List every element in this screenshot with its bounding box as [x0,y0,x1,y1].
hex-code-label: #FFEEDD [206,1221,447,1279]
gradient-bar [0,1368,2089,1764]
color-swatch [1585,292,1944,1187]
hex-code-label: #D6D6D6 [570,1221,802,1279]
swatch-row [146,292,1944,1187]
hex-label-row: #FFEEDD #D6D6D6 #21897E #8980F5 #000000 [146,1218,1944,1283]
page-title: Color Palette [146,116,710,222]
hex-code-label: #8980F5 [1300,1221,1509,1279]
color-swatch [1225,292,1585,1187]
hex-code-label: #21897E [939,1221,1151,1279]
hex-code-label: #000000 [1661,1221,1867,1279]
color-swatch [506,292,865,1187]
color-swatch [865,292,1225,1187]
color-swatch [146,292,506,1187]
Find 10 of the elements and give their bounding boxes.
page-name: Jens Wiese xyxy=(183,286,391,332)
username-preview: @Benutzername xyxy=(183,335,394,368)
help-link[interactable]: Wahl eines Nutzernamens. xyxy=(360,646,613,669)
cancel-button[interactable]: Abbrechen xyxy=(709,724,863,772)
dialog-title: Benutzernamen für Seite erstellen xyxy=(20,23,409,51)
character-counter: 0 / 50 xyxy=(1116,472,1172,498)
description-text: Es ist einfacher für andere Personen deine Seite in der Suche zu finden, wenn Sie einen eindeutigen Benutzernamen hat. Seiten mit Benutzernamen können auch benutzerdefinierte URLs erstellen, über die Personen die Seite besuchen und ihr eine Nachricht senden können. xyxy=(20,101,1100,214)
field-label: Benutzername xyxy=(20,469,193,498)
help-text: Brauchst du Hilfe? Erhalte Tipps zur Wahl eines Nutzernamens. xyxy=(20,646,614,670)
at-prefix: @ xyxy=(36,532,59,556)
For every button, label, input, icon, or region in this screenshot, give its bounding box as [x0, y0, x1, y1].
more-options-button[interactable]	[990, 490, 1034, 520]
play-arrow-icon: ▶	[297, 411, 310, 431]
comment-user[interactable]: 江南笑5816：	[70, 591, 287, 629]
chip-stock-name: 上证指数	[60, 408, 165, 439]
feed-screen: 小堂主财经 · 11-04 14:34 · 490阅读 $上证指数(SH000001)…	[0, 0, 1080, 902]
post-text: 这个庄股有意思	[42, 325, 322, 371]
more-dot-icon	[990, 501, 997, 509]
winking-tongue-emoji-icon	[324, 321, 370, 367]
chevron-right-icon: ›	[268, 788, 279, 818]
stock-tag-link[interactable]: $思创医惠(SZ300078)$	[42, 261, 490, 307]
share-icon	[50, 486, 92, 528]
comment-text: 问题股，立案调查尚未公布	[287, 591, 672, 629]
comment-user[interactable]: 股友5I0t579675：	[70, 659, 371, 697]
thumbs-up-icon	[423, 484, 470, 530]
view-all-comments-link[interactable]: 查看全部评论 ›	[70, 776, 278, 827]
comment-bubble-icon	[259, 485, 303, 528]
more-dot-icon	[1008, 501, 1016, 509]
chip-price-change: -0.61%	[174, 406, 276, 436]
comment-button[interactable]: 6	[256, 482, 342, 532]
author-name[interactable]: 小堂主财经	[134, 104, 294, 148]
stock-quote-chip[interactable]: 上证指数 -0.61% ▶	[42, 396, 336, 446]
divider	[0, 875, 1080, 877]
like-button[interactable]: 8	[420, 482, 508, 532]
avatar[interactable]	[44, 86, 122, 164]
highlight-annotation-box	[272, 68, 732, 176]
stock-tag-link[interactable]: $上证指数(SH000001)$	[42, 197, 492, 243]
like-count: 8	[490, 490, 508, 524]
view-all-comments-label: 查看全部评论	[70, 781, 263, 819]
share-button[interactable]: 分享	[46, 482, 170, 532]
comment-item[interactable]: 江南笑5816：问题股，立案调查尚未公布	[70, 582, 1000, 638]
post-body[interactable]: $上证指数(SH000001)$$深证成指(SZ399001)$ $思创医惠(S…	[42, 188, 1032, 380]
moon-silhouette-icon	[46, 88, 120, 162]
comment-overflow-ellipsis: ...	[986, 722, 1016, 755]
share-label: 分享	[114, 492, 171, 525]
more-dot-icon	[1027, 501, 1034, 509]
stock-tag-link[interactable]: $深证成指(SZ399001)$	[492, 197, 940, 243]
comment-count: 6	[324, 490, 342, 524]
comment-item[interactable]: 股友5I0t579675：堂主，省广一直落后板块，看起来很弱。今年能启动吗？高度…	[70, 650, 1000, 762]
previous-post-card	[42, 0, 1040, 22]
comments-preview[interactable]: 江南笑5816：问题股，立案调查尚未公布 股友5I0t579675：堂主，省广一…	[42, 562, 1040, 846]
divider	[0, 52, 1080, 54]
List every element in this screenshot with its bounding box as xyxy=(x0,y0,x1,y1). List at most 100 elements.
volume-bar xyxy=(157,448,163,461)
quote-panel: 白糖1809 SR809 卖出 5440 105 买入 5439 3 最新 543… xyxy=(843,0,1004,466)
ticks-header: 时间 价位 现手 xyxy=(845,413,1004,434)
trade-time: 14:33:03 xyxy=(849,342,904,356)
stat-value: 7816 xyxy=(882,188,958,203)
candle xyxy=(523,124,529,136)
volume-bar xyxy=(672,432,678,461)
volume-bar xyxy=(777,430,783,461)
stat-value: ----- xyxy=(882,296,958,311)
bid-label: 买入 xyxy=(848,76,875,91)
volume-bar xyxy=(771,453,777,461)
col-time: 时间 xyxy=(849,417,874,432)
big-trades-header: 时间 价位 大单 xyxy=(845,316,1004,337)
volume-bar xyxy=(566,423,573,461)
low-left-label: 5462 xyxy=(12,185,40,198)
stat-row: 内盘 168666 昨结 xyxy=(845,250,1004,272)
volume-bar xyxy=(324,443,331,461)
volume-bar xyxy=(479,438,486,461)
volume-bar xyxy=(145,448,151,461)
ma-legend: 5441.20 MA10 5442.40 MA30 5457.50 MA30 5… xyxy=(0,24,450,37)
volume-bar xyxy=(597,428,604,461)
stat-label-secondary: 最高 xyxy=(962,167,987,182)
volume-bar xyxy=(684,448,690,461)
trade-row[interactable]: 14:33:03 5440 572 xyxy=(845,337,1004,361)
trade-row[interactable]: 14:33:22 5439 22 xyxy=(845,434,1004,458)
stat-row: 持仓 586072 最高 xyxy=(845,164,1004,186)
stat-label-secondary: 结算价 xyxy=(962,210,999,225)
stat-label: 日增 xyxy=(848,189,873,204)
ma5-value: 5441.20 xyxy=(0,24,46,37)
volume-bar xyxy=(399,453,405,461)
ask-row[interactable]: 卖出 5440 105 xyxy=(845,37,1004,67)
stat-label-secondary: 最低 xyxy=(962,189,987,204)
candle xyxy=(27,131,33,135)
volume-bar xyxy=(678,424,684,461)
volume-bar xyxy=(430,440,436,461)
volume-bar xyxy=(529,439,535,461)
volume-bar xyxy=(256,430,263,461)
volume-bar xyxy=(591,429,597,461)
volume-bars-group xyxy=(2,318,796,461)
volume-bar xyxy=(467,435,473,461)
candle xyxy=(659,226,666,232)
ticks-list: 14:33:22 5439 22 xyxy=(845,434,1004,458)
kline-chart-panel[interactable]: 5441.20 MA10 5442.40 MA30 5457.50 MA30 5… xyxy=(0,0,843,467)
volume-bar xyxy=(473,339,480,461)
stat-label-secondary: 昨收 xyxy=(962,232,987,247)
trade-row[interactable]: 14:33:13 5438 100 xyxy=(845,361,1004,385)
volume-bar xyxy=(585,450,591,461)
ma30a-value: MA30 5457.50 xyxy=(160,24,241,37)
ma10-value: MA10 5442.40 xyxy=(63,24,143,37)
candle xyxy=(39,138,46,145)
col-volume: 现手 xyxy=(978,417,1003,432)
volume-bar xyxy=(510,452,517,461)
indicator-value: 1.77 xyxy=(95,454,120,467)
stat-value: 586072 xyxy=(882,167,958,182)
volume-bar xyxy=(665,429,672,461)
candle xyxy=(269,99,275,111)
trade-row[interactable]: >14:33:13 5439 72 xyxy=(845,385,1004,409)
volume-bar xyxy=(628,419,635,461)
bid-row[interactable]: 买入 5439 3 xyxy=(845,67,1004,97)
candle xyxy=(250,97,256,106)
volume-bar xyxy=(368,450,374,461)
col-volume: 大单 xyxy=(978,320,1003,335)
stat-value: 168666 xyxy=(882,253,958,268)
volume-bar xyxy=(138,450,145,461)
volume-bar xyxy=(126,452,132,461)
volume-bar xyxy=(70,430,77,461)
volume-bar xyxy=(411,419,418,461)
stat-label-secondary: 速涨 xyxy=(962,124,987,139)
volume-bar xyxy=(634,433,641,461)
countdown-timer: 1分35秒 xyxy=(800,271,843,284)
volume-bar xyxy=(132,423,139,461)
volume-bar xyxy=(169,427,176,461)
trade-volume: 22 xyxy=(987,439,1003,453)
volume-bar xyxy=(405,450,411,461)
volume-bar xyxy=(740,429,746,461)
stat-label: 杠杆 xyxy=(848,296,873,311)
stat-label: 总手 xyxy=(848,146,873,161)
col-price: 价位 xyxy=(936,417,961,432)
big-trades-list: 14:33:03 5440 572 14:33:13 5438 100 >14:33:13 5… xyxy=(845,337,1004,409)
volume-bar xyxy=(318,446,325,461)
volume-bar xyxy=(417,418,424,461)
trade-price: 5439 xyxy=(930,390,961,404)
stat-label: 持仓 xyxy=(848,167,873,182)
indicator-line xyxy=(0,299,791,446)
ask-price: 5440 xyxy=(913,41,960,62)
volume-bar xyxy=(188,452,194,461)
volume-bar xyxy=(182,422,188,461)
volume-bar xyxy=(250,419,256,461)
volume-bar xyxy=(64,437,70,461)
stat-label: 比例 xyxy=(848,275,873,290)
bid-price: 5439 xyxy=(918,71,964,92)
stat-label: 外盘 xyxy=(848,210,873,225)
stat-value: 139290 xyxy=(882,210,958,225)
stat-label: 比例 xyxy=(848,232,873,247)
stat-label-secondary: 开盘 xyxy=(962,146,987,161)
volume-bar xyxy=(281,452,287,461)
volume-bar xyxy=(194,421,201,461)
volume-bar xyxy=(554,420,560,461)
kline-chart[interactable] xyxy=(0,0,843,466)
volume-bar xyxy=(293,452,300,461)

# Directions for this task
Reproduce everything from the start of the material down to and including the line that contains "dialog-title: Benutzernamen für", with each line unchanged.

# Exercise output
List every element in this screenshot with its bounding box as [x0,y0,x1,y1].
hex-code-label: #FFEEDD [206,1221,447,1279]
gradient-bar [0,1368,2089,1764]
color-swatch [1585,292,1944,1187]
hex-code-label: #D6D6D6 [570,1221,802,1279]
swatch-row [146,292,1944,1187]
hex-label-row: #FFEEDD #D6D6D6 #21897E #8980F5 #000000 [146,1218,1944,1283]
page-title: Color Palette [146,116,710,222]
hex-code-label: #8980F5 [1300,1221,1509,1279]
color-swatch [1225,292,1585,1187]
hex-code-label: #21897E [939,1221,1151,1279]
hex-code-label: #000000 [1661,1221,1867,1279]
color-swatch [506,292,865,1187]
color-swatch [865,292,1225,1187]
color-swatch [146,292,506,1187]
Find 10 of the elements and give their bounding boxes.
page-name: Jens Wiese xyxy=(183,286,391,332)
username-preview: @Benutzername xyxy=(183,335,394,368)
help-link[interactable]: Wahl eines Nutzernamens. xyxy=(360,646,613,669)
cancel-button[interactable]: Abbrechen xyxy=(709,724,863,772)
dialog-title: Benutzernamen für Seite erstellen xyxy=(20,23,409,51)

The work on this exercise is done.